Dataset entries:
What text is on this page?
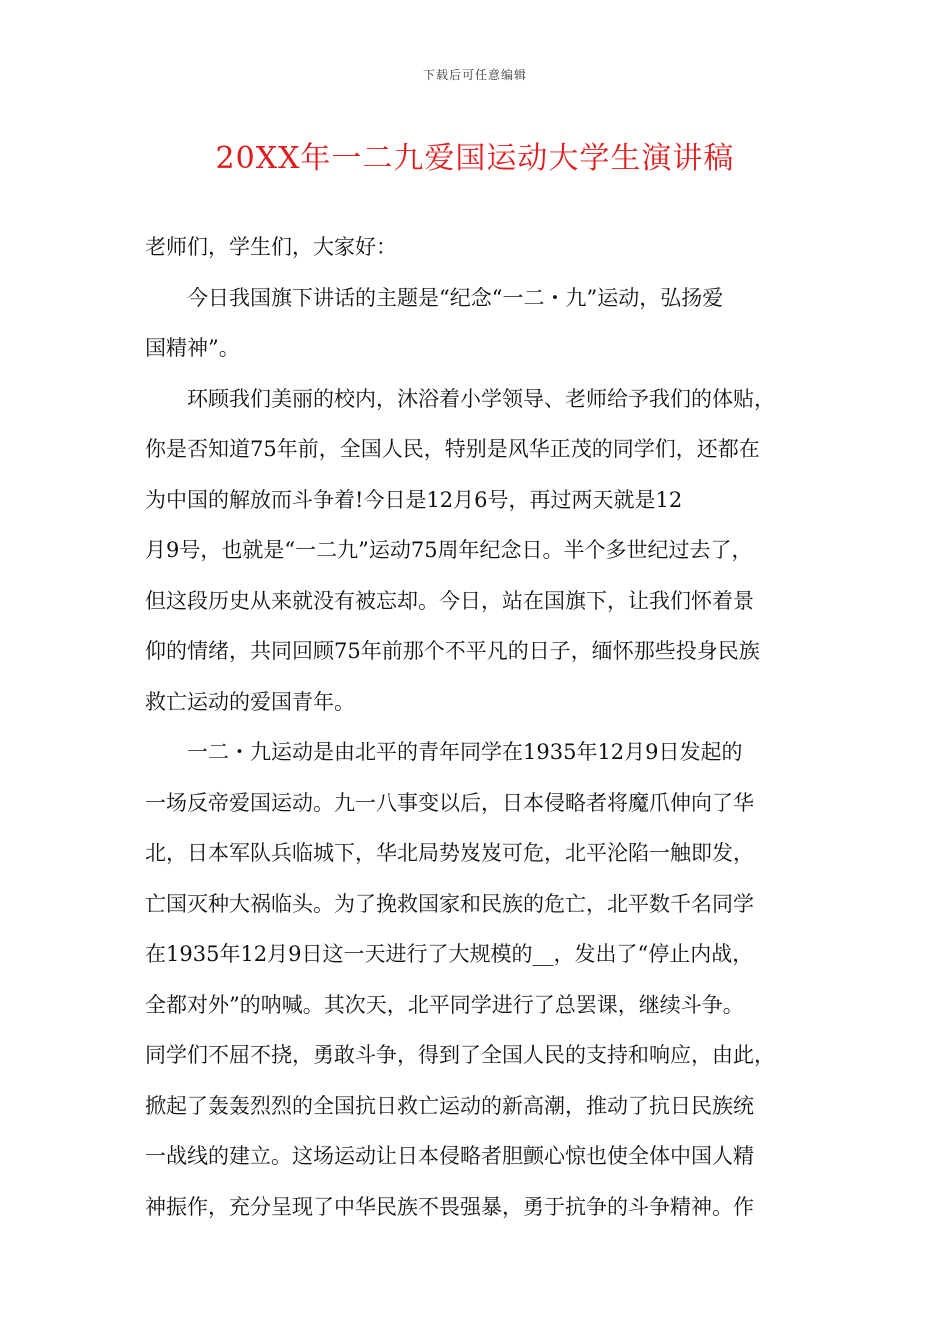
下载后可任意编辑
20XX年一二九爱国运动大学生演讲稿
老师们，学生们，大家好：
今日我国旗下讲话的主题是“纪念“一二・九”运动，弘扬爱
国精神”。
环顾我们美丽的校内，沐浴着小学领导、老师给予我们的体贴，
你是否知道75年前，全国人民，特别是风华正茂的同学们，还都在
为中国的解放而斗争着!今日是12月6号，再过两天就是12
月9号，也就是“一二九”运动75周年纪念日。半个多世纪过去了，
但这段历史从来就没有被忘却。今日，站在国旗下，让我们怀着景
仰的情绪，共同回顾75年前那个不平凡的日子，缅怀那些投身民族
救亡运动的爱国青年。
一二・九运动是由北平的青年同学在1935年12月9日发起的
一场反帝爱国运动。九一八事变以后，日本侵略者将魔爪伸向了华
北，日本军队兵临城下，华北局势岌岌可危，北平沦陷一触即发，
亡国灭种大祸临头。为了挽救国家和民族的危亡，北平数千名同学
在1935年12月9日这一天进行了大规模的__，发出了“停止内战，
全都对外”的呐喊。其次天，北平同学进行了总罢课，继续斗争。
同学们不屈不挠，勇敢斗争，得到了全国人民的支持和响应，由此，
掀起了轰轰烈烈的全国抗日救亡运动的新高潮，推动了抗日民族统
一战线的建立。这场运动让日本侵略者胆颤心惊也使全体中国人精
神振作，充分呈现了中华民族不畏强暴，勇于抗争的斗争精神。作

Problem description: Output the lines above in full and exactly as given, omitting any pictures.

Written answer:
What text is on this page?
下载后可任意编辑
20XX年一二九爱国运动大学生演讲稿
老师们，学生们，大家好：
今日我国旗下讲话的主题是“纪念“一二・九”运动，弘扬爱
国精神”。
环顾我们美丽的校内，沐浴着小学领导、老师给予我们的体贴，
你是否知道75年前，全国人民，特别是风华正茂的同学们，还都在
为中国的解放而斗争着!今日是12月6号，再过两天就是12
月9号，也就是“一二九”运动75周年纪念日。半个多世纪过去了，
但这段历史从来就没有被忘却。今日，站在国旗下，让我们怀着景
仰的情绪，共同回顾75年前那个不平凡的日子，缅怀那些投身民族
救亡运动的爱国青年。
一二・九运动是由北平的青年同学在1935年12月9日发起的
一场反帝爱国运动。九一八事变以后，日本侵略者将魔爪伸向了华
北，日本军队兵临城下，华北局势岌岌可危，北平沦陷一触即发，
亡国灭种大祸临头。为了挽救国家和民族的危亡，北平数千名同学
在1935年12月9日这一天进行了大规模的__，发出了“停止内战，
全都对外”的呐喊。其次天，北平同学进行了总罢课，继续斗争。
同学们不屈不挠，勇敢斗争，得到了全国人民的支持和响应，由此，
掀起了轰轰烈烈的全国抗日救亡运动的新高潮，推动了抗日民族统
一战线的建立。这场运动让日本侵略者胆颤心惊也使全体中国人精
神振作，充分呈现了中华民族不畏强暴，勇于抗争的斗争精神。作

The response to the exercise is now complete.